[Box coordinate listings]
────────────────────────────────────────

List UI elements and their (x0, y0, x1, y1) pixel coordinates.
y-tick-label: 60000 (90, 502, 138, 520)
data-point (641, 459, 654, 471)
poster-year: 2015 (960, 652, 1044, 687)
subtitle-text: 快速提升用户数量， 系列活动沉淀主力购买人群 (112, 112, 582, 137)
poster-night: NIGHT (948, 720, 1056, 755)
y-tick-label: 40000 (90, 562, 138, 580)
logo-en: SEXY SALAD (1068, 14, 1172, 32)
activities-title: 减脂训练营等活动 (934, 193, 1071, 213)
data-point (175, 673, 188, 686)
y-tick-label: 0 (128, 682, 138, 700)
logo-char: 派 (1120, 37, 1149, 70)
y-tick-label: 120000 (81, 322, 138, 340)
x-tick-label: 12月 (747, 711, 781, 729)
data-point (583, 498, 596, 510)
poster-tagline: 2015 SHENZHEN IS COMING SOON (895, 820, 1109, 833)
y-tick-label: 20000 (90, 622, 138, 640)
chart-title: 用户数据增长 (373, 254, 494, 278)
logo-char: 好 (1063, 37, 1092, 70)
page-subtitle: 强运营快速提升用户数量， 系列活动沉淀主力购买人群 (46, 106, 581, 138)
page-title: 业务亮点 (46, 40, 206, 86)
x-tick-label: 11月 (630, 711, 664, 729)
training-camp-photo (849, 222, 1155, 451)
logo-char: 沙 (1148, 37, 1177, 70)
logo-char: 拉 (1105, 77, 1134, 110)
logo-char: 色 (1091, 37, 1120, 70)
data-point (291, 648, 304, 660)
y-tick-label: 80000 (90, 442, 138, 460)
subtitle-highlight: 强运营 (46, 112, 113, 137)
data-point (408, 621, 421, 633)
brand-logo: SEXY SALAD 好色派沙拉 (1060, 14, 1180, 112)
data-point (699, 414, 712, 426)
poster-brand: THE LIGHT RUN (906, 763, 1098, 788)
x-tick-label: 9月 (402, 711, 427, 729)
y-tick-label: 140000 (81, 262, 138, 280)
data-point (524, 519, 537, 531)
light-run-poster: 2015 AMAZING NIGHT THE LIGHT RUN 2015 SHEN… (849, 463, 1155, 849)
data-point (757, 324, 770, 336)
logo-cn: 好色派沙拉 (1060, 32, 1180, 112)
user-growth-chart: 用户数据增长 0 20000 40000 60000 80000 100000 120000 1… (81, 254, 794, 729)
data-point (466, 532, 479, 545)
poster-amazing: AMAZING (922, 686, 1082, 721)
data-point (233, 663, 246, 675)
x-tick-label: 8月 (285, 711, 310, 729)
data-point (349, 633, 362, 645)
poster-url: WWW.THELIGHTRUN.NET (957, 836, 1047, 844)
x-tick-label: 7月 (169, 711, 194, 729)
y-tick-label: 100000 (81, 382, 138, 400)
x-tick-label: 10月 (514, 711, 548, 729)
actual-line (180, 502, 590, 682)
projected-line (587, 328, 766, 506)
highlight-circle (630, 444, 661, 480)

────────────────────────────────────────

• SHORT TASK
Reproduce every line of the items above word for word, in the same order and with every coordinate unchanged.

• EXPECTED ANSWER
List UI elements and their (x0, y0, x1, y1) pixel coordinates.
y-tick-label: 60000 (90, 502, 138, 520)
data-point (641, 459, 654, 471)
poster-year: 2015 (960, 652, 1044, 687)
subtitle-text: 快速提升用户数量， 系列活动沉淀主力购买人群 (112, 112, 582, 137)
poster-night: NIGHT (948, 720, 1056, 755)
y-tick-label: 40000 (90, 562, 138, 580)
logo-en: SEXY SALAD (1068, 14, 1172, 32)
activities-title: 减脂训练营等活动 (934, 193, 1071, 213)
data-point (175, 673, 188, 686)
y-tick-label: 0 (128, 682, 138, 700)
logo-char: 派 (1120, 37, 1149, 70)
y-tick-label: 120000 (81, 322, 138, 340)
x-tick-label: 12月 (747, 711, 781, 729)
data-point (583, 498, 596, 510)
poster-tagline: 2015 SHENZHEN IS COMING SOON (895, 820, 1109, 833)
y-tick-label: 20000 (90, 622, 138, 640)
chart-title: 用户数据增长 (373, 254, 494, 278)
logo-char: 好 (1063, 37, 1092, 70)
page-subtitle: 强运营快速提升用户数量， 系列活动沉淀主力购买人群 (46, 106, 581, 138)
page-title: 业务亮点 (46, 40, 206, 86)
x-tick-label: 11月 (630, 711, 664, 729)
training-camp-photo (849, 222, 1155, 451)
logo-char: 沙 (1148, 37, 1177, 70)
logo-char: 拉 (1105, 77, 1134, 110)
logo-char: 色 (1091, 37, 1120, 70)
data-point (291, 648, 304, 660)
y-tick-label: 80000 (90, 442, 138, 460)
subtitle-highlight: 强运营 (46, 112, 113, 137)
data-point (408, 621, 421, 633)
brand-logo: SEXY SALAD 好色派沙拉 (1060, 14, 1180, 112)
data-point (699, 414, 712, 426)
poster-brand: THE LIGHT RUN (906, 763, 1098, 788)
x-tick-label: 9月 (402, 711, 427, 729)
y-tick-label: 140000 (81, 262, 138, 280)
data-point (524, 519, 537, 531)
light-run-poster: 2015 AMAZING NIGHT THE LIGHT RUN 2015 SHEN… (849, 463, 1155, 849)
data-point (757, 324, 770, 336)
logo-cn: 好色派沙拉 (1060, 32, 1180, 112)
user-growth-chart: 用户数据增长 0 20000 40000 60000 80000 100000 120000 1… (81, 254, 794, 729)
data-point (466, 532, 479, 545)
poster-amazing: AMAZING (922, 686, 1082, 721)
data-point (233, 663, 246, 675)
x-tick-label: 8月 (285, 711, 310, 729)
data-point (349, 633, 362, 645)
poster-url: WWW.THELIGHTRUN.NET (957, 836, 1047, 844)
x-tick-label: 7月 (169, 711, 194, 729)
y-tick-label: 100000 (81, 382, 138, 400)
x-tick-label: 10月 (514, 711, 548, 729)
actual-line (180, 502, 590, 682)
projected-line (587, 328, 766, 506)
highlight-circle (630, 444, 661, 480)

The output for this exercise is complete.